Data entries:
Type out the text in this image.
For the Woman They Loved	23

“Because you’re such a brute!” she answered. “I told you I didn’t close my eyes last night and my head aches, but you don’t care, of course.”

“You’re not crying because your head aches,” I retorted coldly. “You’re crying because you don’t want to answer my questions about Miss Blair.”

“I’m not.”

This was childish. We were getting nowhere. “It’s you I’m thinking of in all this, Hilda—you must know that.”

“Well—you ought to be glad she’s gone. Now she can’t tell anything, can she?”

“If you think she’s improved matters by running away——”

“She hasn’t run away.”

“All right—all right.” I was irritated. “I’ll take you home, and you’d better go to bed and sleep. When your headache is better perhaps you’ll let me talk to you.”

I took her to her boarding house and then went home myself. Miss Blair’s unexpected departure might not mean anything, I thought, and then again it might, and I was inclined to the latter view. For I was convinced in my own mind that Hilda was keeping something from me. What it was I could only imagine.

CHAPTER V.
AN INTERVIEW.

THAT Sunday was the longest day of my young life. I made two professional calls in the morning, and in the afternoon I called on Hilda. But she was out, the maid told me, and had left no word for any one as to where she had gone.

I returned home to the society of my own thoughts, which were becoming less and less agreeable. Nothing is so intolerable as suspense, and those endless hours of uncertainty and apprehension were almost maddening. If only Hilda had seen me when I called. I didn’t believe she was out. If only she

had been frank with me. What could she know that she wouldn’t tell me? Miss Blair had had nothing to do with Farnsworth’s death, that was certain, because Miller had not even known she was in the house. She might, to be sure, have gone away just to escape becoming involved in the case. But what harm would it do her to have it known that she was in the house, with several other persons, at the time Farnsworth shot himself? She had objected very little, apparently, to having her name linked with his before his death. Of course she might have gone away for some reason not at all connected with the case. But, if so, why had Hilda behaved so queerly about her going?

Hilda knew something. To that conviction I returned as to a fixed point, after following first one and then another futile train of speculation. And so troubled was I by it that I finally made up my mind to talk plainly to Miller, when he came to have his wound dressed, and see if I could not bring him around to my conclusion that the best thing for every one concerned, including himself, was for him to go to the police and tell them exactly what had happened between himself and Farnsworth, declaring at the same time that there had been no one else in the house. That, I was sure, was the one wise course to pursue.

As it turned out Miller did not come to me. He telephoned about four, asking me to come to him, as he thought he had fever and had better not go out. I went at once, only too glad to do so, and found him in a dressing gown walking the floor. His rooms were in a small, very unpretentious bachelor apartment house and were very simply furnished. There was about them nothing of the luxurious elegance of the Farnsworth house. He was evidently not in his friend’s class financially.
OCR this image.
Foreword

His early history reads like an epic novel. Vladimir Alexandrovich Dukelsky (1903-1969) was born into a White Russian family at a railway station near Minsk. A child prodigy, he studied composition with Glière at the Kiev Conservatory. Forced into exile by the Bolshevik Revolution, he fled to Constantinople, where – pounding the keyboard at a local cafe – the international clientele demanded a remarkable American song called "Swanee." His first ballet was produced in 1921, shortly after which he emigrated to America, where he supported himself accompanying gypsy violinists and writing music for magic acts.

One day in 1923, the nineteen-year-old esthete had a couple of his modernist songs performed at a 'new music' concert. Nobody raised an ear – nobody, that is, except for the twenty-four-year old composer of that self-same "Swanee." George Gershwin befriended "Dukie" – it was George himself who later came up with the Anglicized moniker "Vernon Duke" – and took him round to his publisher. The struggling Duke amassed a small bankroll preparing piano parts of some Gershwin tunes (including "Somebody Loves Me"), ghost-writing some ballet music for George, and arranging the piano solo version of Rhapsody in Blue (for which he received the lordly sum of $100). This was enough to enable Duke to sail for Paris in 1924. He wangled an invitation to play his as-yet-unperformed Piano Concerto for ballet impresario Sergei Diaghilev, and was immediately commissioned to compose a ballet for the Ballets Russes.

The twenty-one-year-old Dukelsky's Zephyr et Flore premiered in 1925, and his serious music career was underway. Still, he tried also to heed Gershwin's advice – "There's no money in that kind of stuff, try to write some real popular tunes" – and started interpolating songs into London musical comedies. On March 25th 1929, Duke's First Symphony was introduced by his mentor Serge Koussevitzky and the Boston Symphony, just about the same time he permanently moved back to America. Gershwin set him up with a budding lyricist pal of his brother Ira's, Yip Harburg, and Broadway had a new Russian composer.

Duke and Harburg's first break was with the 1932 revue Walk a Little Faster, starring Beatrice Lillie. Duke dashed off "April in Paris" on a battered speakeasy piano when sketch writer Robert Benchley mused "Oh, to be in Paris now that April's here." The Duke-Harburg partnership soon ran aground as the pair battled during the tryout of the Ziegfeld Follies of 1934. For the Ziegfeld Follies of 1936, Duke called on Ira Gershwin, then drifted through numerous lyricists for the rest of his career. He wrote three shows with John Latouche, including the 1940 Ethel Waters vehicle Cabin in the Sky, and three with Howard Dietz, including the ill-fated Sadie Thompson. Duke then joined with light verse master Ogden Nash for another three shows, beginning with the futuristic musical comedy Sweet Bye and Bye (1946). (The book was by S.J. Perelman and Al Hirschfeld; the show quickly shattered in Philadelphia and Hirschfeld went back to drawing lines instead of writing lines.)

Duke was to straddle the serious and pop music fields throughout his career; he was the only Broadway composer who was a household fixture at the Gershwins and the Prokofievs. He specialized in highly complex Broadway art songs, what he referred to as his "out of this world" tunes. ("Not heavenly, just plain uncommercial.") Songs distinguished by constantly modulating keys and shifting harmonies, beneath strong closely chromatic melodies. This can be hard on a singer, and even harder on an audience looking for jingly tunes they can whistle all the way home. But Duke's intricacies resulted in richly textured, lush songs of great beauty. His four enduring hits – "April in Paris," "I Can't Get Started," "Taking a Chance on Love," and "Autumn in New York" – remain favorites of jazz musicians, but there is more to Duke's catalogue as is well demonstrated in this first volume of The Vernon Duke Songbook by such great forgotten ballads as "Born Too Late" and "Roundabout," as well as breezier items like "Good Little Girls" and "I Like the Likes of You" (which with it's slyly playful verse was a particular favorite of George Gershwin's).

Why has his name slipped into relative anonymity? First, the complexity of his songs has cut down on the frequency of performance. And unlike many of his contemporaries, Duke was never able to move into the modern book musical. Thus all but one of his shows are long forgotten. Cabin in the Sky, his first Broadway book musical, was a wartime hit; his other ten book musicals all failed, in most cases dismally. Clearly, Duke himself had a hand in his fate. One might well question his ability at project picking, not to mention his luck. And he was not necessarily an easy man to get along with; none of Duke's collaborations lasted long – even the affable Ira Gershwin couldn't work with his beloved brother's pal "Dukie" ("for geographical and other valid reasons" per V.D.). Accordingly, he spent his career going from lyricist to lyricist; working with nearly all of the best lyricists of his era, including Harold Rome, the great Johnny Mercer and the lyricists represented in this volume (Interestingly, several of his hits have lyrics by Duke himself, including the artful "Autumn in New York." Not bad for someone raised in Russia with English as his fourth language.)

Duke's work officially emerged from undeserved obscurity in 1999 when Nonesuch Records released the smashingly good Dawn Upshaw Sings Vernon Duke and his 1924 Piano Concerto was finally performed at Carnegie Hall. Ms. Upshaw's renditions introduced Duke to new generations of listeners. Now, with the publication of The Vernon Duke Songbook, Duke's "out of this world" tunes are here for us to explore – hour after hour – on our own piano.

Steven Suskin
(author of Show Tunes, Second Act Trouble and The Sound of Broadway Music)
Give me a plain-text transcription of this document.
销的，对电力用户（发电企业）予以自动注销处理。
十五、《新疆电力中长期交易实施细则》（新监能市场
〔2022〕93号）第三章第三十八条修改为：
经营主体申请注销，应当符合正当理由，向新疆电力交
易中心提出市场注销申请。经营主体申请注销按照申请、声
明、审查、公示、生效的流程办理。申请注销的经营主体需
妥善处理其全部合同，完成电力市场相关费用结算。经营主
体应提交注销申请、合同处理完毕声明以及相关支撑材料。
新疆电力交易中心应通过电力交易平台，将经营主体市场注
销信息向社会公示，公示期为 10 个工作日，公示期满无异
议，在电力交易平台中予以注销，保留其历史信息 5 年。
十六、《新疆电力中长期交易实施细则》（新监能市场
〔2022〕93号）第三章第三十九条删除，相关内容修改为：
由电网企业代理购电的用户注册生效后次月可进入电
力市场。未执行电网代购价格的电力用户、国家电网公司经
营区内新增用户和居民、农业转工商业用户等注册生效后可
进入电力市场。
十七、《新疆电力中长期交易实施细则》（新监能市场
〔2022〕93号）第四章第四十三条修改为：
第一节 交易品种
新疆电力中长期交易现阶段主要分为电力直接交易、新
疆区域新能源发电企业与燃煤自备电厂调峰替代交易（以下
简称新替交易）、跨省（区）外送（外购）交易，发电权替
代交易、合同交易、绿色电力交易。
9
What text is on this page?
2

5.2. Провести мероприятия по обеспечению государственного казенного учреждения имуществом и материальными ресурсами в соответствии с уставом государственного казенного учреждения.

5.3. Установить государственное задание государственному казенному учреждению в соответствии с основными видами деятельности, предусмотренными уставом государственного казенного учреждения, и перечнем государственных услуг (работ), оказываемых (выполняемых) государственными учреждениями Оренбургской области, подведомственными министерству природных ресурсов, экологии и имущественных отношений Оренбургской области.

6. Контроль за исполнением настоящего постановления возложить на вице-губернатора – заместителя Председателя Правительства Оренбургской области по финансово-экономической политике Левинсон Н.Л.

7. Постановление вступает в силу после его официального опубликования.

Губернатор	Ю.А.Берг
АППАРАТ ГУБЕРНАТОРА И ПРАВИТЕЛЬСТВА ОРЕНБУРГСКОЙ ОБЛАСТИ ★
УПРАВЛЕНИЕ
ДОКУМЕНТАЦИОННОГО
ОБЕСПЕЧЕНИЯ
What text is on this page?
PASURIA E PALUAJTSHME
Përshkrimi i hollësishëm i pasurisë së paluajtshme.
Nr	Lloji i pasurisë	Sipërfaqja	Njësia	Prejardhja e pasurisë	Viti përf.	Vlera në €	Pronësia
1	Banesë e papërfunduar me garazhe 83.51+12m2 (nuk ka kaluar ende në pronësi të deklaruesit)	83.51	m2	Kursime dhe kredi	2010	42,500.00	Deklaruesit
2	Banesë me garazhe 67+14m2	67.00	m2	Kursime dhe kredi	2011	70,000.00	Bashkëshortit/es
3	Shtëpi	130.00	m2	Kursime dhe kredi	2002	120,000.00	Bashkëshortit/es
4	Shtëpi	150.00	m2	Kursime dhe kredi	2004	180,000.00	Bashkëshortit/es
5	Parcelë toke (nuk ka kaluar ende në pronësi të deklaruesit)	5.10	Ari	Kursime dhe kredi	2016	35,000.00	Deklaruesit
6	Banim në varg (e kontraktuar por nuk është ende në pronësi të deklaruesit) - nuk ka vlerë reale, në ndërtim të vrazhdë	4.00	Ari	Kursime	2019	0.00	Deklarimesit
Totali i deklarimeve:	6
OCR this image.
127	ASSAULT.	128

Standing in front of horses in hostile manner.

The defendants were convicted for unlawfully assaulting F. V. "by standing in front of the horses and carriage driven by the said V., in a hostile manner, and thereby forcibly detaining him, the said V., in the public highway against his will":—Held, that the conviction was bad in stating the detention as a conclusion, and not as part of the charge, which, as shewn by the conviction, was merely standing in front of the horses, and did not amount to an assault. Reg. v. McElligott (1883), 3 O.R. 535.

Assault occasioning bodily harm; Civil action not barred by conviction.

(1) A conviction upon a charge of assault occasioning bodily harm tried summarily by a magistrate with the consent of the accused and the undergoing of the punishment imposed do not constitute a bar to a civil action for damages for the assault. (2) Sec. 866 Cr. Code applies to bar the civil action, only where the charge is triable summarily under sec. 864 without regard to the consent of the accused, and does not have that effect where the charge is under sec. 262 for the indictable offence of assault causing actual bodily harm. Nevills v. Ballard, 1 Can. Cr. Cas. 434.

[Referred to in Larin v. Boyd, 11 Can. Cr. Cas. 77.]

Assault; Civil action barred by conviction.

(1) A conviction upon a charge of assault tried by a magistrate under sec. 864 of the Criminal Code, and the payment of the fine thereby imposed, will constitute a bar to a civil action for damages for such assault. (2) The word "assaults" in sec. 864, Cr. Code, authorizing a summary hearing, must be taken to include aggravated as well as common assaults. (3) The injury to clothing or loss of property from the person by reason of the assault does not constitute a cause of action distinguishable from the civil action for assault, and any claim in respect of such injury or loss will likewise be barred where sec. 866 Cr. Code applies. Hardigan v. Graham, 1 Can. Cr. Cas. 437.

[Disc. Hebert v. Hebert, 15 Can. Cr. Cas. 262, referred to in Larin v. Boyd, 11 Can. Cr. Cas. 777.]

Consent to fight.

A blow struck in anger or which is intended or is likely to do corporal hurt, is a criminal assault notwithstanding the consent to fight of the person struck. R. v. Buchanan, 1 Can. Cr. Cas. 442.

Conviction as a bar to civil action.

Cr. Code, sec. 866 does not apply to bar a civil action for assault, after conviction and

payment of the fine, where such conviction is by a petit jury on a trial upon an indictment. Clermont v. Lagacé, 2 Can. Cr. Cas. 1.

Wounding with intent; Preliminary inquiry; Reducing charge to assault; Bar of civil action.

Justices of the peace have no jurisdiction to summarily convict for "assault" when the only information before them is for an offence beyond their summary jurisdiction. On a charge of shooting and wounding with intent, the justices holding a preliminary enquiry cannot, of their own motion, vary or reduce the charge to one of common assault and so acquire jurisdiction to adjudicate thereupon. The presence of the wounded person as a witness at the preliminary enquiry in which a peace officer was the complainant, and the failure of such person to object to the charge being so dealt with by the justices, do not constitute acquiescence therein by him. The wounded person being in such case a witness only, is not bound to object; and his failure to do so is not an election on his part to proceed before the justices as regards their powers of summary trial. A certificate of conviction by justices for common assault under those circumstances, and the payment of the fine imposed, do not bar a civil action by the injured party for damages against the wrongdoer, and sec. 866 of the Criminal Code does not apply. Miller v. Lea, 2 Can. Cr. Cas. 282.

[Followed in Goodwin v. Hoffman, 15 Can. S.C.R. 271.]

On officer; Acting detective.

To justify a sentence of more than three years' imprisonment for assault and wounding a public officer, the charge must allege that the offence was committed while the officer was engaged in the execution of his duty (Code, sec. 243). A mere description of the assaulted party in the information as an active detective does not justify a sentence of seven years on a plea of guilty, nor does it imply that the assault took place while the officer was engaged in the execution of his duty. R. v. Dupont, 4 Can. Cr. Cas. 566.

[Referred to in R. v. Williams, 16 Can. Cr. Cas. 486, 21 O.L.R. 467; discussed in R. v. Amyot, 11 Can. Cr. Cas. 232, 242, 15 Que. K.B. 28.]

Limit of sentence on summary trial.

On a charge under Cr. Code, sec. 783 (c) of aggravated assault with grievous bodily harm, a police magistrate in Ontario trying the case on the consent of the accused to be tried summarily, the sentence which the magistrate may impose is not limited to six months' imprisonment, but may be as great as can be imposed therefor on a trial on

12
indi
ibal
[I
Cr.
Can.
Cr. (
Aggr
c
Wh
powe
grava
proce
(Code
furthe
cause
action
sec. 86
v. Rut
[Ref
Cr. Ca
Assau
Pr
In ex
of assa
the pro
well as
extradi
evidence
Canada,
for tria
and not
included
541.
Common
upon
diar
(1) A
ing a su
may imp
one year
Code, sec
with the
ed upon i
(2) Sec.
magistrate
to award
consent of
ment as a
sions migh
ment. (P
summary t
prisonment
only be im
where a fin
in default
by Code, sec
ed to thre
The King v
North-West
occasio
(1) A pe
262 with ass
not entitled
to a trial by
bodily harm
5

● Problem:
Only lines that contain the word "fight" are wanted; copy each of them.

● Solution for this problem:
Consent to fight.
A blow struck in anger or which is intended or is likely to do corporal hurt, is a criminal assault notwithstanding the consent to fight of the person struck. R. v. Buchanan, 1 Can. Cr. Cas. 442.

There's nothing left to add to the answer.